→ **MATERIAL FOR THIS EXERCISE**:

[Start]

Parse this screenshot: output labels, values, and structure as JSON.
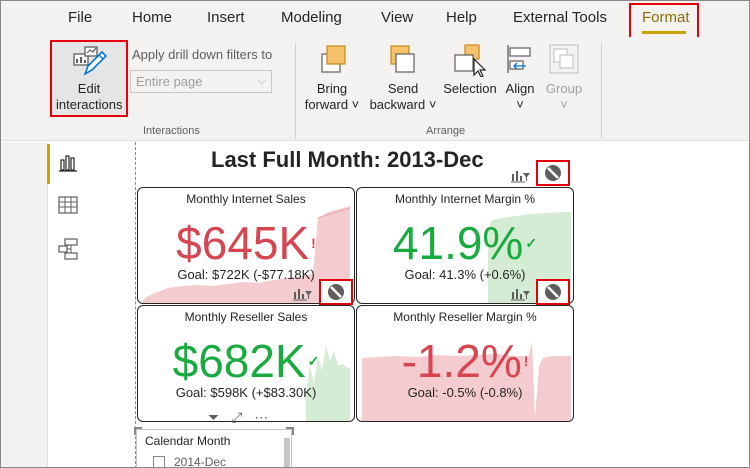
{
  "ribbon": {
    "tabs": [
      "File",
      "Home",
      "Insert",
      "Modeling",
      "View",
      "Help",
      "External Tools",
      "Format"
    ],
    "active_tab": "Format",
    "edit_interactions": {
      "line1": "Edit",
      "line2": "interactions"
    },
    "drill_filters_label": "Apply drill down filters to",
    "drill_filters_value": "Entire page",
    "interactions_group": "Interactions",
    "bring_forward": {
      "line1": "Bring",
      "line2": "forward"
    },
    "send_backward": {
      "line1": "Send",
      "line2": "backward"
    },
    "selection": "Selection",
    "align": "Align",
    "group": "Group",
    "arrange_group": "Arrange"
  },
  "report": {
    "title": "Last Full Month: 2013-Dec",
    "cards": [
      {
        "title": "Monthly Internet Sales",
        "value": "$645K",
        "status": "!",
        "goal": "Goal: $722K (-$77.18K)"
      },
      {
        "title": "Monthly Internet Margin %",
        "value": "41.9%",
        "status": "✓",
        "goal": "Goal: 41.3% (+0.6%)"
      },
      {
        "title": "Monthly Reseller Sales",
        "value": "$682K",
        "status": "✓",
        "goal": "Goal: $598K (+$83.30K)"
      },
      {
        "title": "Monthly Reseller Margin %",
        "value": "-1.2%",
        "status": "!",
        "goal": "Goal: -0.5% (-0.8%)"
      }
    ],
    "slicer": {
      "title": "Calendar Month",
      "item": "2014-Dec"
    }
  },
  "colors": {
    "accent": "#c8a400",
    "highlight": "#e3000b",
    "bad": "#d64550",
    "good": "#1aab40"
  }
}
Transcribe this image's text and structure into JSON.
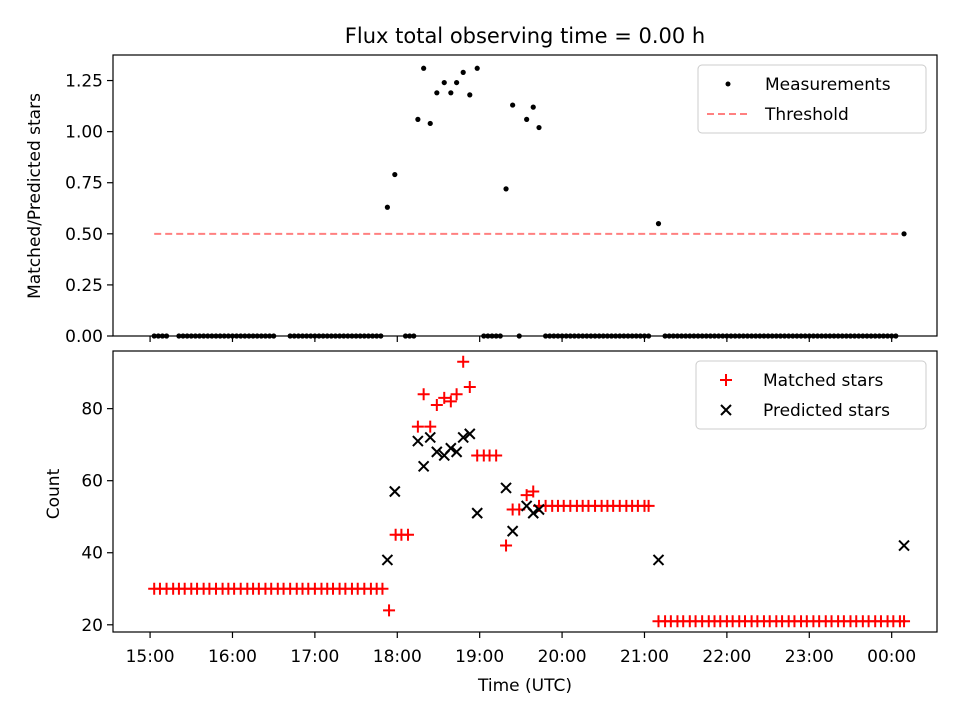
{
  "chart_data": [
    {
      "type": "scatter",
      "panel": "top",
      "title": "Flux total observing time = 0.00 h",
      "xlabel": "",
      "ylabel": "Matched/Predicted stars",
      "xlim": [
        14.55,
        24.55
      ],
      "ylim": [
        0.0,
        1.375
      ],
      "yticks": [
        "0.00",
        "0.25",
        "0.50",
        "0.75",
        "1.00",
        "1.25"
      ],
      "yticks_values": [
        0.0,
        0.25,
        0.5,
        0.75,
        1.0,
        1.25
      ],
      "legend_position": "upper right",
      "legend": [
        "Measurements",
        "Threshold"
      ],
      "series": [
        {
          "name": "Measurements",
          "kind": "dots",
          "color": "#000000",
          "x": [
            15.05,
            15.1,
            15.15,
            15.2,
            15.35,
            15.4,
            15.45,
            15.5,
            15.55,
            15.6,
            15.65,
            15.7,
            15.75,
            15.8,
            15.85,
            15.9,
            15.95,
            16.0,
            16.05,
            16.1,
            16.15,
            16.2,
            16.25,
            16.3,
            16.35,
            16.4,
            16.45,
            16.5,
            16.7,
            16.75,
            16.8,
            16.85,
            16.9,
            16.95,
            17.0,
            17.05,
            17.1,
            17.15,
            17.2,
            17.25,
            17.3,
            17.35,
            17.4,
            17.45,
            17.5,
            17.55,
            17.6,
            17.65,
            17.7,
            17.75,
            17.8,
            17.88,
            17.97,
            18.1,
            18.15,
            18.2,
            18.25,
            18.32,
            18.4,
            18.48,
            18.57,
            18.65,
            18.72,
            18.8,
            18.88,
            18.97,
            19.05,
            19.1,
            19.15,
            19.2,
            19.25,
            19.32,
            19.4,
            19.48,
            19.57,
            19.65,
            19.72,
            19.8,
            19.85,
            19.9,
            19.95,
            20.0,
            20.05,
            20.1,
            20.15,
            20.2,
            20.25,
            20.3,
            20.35,
            20.4,
            20.45,
            20.5,
            20.55,
            20.6,
            20.65,
            20.7,
            20.75,
            20.8,
            20.85,
            20.9,
            20.95,
            21.0,
            21.05,
            21.17,
            21.25,
            21.3,
            21.35,
            21.4,
            21.45,
            21.5,
            21.55,
            21.6,
            21.65,
            21.7,
            21.75,
            21.8,
            21.85,
            21.9,
            21.95,
            22.0,
            22.05,
            22.1,
            22.15,
            22.2,
            22.25,
            22.3,
            22.35,
            22.4,
            22.45,
            22.5,
            22.55,
            22.6,
            22.65,
            22.7,
            22.75,
            22.8,
            22.85,
            22.9,
            22.95,
            23.0,
            23.05,
            23.1,
            23.15,
            23.2,
            23.25,
            23.3,
            23.35,
            23.4,
            23.45,
            23.5,
            23.55,
            23.6,
            23.65,
            23.7,
            23.75,
            23.8,
            23.85,
            23.9,
            23.95,
            24.0,
            24.05,
            24.15
          ],
          "y": [
            0,
            0,
            0,
            0,
            0,
            0,
            0,
            0,
            0,
            0,
            0,
            0,
            0,
            0,
            0,
            0,
            0,
            0,
            0,
            0,
            0,
            0,
            0,
            0,
            0,
            0,
            0,
            0,
            0,
            0,
            0,
            0,
            0,
            0,
            0,
            0,
            0,
            0,
            0,
            0,
            0,
            0,
            0,
            0,
            0,
            0,
            0,
            0,
            0,
            0,
            0,
            0.63,
            0.79,
            0,
            0,
            0,
            1.06,
            1.31,
            1.04,
            1.19,
            1.24,
            1.19,
            1.24,
            1.29,
            1.18,
            1.31,
            0,
            0,
            0,
            0,
            0,
            0.72,
            1.13,
            0,
            1.06,
            1.12,
            1.02,
            0,
            0,
            0,
            0,
            0,
            0,
            0,
            0,
            0,
            0,
            0,
            0,
            0,
            0,
            0,
            0,
            0,
            0,
            0,
            0,
            0,
            0,
            0,
            0,
            0,
            0,
            0.55,
            0,
            0,
            0,
            0,
            0,
            0,
            0,
            0,
            0,
            0,
            0,
            0,
            0,
            0,
            0,
            0,
            0,
            0,
            0,
            0,
            0,
            0,
            0,
            0,
            0,
            0,
            0,
            0,
            0,
            0,
            0,
            0,
            0,
            0,
            0,
            0,
            0,
            0,
            0,
            0,
            0,
            0,
            0,
            0,
            0,
            0,
            0,
            0,
            0,
            0,
            0,
            0,
            0,
            0,
            0,
            0,
            0,
            0.5
          ]
        },
        {
          "name": "Threshold",
          "kind": "dashed-line",
          "color": "#ff8080",
          "x": [
            15.05,
            24.15
          ],
          "y": [
            0.5,
            0.5
          ]
        }
      ]
    },
    {
      "type": "scatter",
      "panel": "bottom",
      "title": "",
      "xlabel": "Time (UTC)",
      "ylabel": "Count",
      "xlim": [
        14.55,
        24.55
      ],
      "ylim": [
        18,
        96
      ],
      "yticks": [
        "20",
        "40",
        "60",
        "80"
      ],
      "yticks_values": [
        20,
        40,
        60,
        80
      ],
      "xticks": [
        "15:00",
        "16:00",
        "17:00",
        "18:00",
        "19:00",
        "20:00",
        "21:00",
        "22:00",
        "23:00",
        "00:00"
      ],
      "xticks_values": [
        15,
        16,
        17,
        18,
        19,
        20,
        21,
        22,
        23,
        24
      ],
      "legend_position": "upper right",
      "legend": [
        "Matched stars",
        "Predicted stars"
      ],
      "series": [
        {
          "name": "Matched stars",
          "kind": "plus",
          "color": "#ff0000",
          "x": [
            15.05,
            15.12,
            15.2,
            15.28,
            15.35,
            15.42,
            15.5,
            15.57,
            15.65,
            15.72,
            15.8,
            15.88,
            15.95,
            16.02,
            16.1,
            16.18,
            16.25,
            16.32,
            16.4,
            16.47,
            16.55,
            16.62,
            16.7,
            16.78,
            16.85,
            16.92,
            17.0,
            17.08,
            17.15,
            17.22,
            17.3,
            17.37,
            17.45,
            17.52,
            17.6,
            17.68,
            17.75,
            17.82,
            17.9,
            17.98,
            18.05,
            18.13,
            18.25,
            18.32,
            18.4,
            18.48,
            18.57,
            18.65,
            18.72,
            18.8,
            18.88,
            18.97,
            19.05,
            19.12,
            19.2,
            19.32,
            19.4,
            19.48,
            19.57,
            19.65,
            19.72,
            19.8,
            19.88,
            19.95,
            20.02,
            20.1,
            20.18,
            20.25,
            20.32,
            20.4,
            20.48,
            20.55,
            20.62,
            20.7,
            20.78,
            20.85,
            20.92,
            21.0,
            21.05,
            21.17,
            21.25,
            21.32,
            21.4,
            21.47,
            21.55,
            21.62,
            21.7,
            21.78,
            21.85,
            21.92,
            22.0,
            22.07,
            22.15,
            22.22,
            22.3,
            22.37,
            22.45,
            22.52,
            22.6,
            22.67,
            22.75,
            22.82,
            22.9,
            22.97,
            23.05,
            23.12,
            23.2,
            23.27,
            23.35,
            23.42,
            23.5,
            23.57,
            23.65,
            23.72,
            23.8,
            23.87,
            23.95,
            24.02,
            24.1,
            24.15
          ],
          "y": [
            30,
            30,
            30,
            30,
            30,
            30,
            30,
            30,
            30,
            30,
            30,
            30,
            30,
            30,
            30,
            30,
            30,
            30,
            30,
            30,
            30,
            30,
            30,
            30,
            30,
            30,
            30,
            30,
            30,
            30,
            30,
            30,
            30,
            30,
            30,
            30,
            30,
            30,
            24,
            45,
            45,
            45,
            75,
            84,
            75,
            81,
            83,
            82,
            84,
            93,
            86,
            67,
            67,
            67,
            67,
            42,
            52,
            52,
            56,
            57,
            53,
            53,
            53,
            53,
            53,
            53,
            53,
            53,
            53,
            53,
            53,
            53,
            53,
            53,
            53,
            53,
            53,
            53,
            53,
            21,
            21,
            21,
            21,
            21,
            21,
            21,
            21,
            21,
            21,
            21,
            21,
            21,
            21,
            21,
            21,
            21,
            21,
            21,
            21,
            21,
            21,
            21,
            21,
            21,
            21,
            21,
            21,
            21,
            21,
            21,
            21,
            21,
            21,
            21,
            21,
            21,
            21,
            21,
            21,
            21
          ]
        },
        {
          "name": "Predicted stars",
          "kind": "x",
          "color": "#000000",
          "x": [
            17.88,
            17.97,
            18.25,
            18.32,
            18.4,
            18.48,
            18.57,
            18.65,
            18.72,
            18.8,
            18.88,
            18.97,
            19.32,
            19.4,
            19.57,
            19.65,
            19.72,
            21.17,
            24.15
          ],
          "y": [
            38,
            57,
            71,
            64,
            72,
            68,
            67,
            69,
            68,
            72,
            73,
            51,
            58,
            46,
            53,
            51,
            52,
            38,
            42
          ]
        }
      ]
    }
  ]
}
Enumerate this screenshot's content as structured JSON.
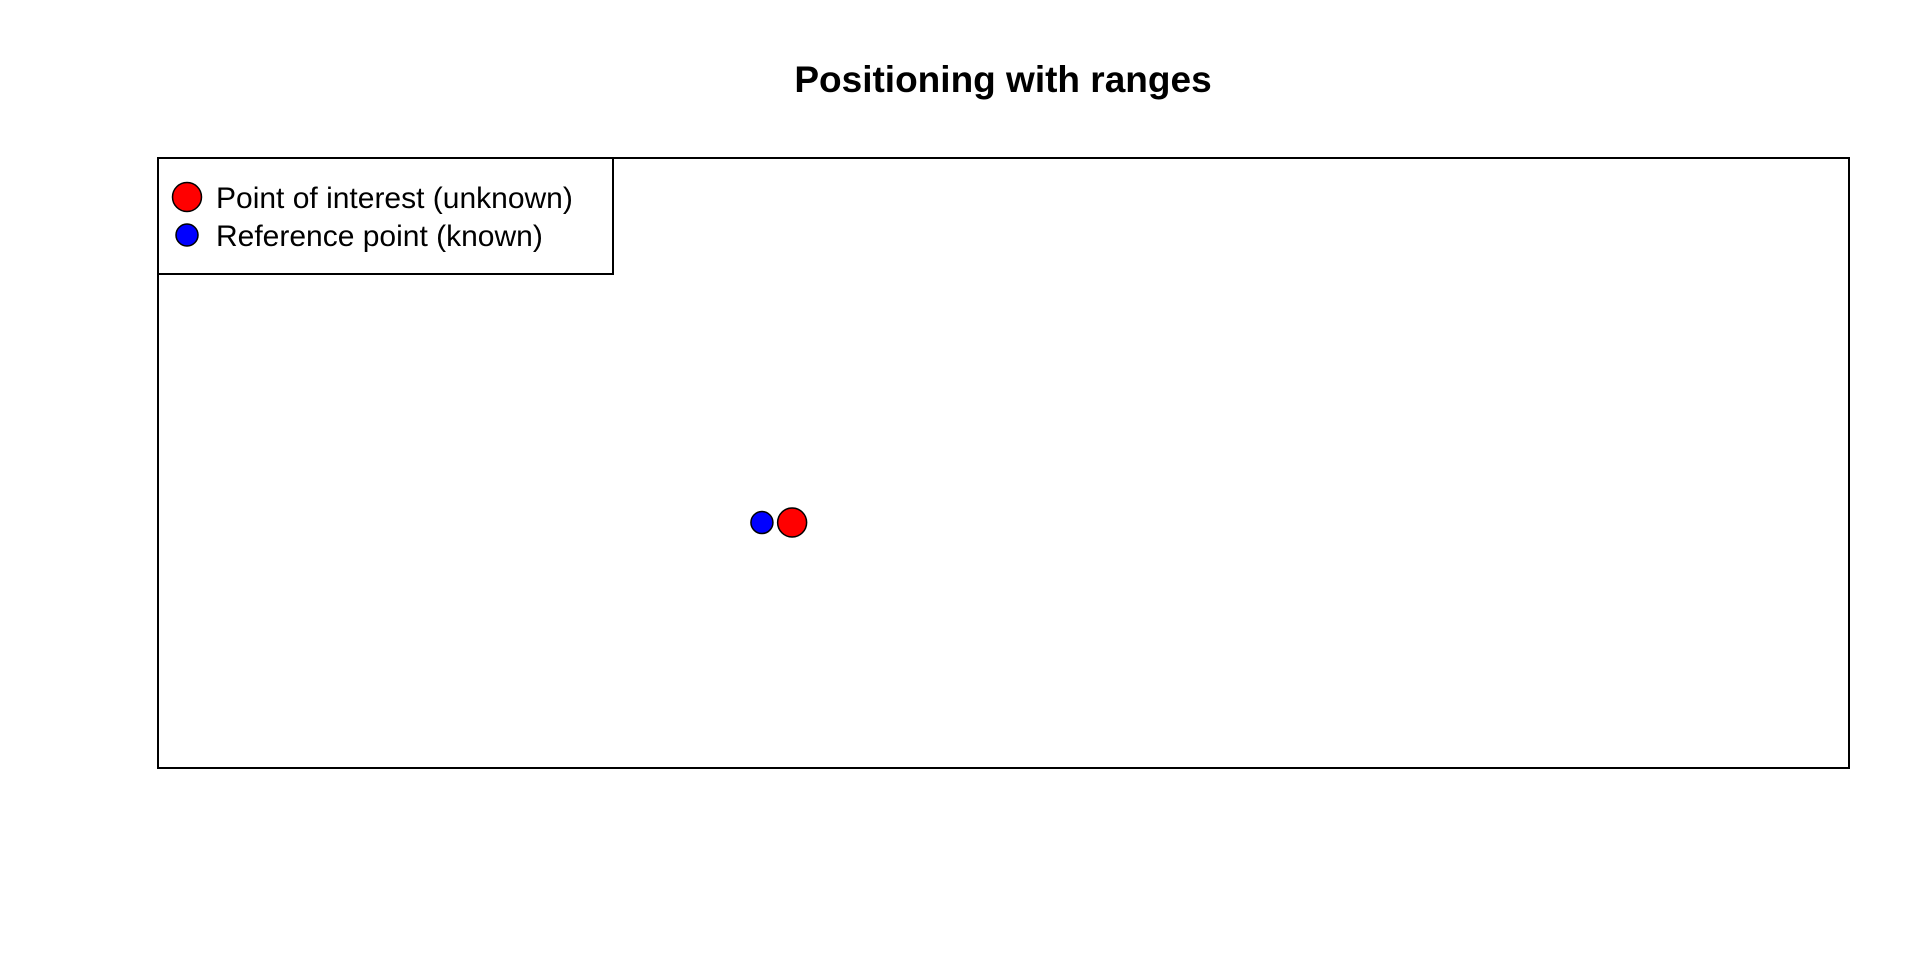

[End]

→ **EXERCISE AIM**:
Copy down every line of the material above that includes the string "Goal".

→ **COMPLETED EXERCISE**:
        "goal": "Goal: $722K (-$77.18K)"
        "goal": "Goal: 41.3% (+0.6%)"
        "goal": "Goal: $598K (+$83.30K)"
        "goal": "Goal: -0.5% (-0.8%)"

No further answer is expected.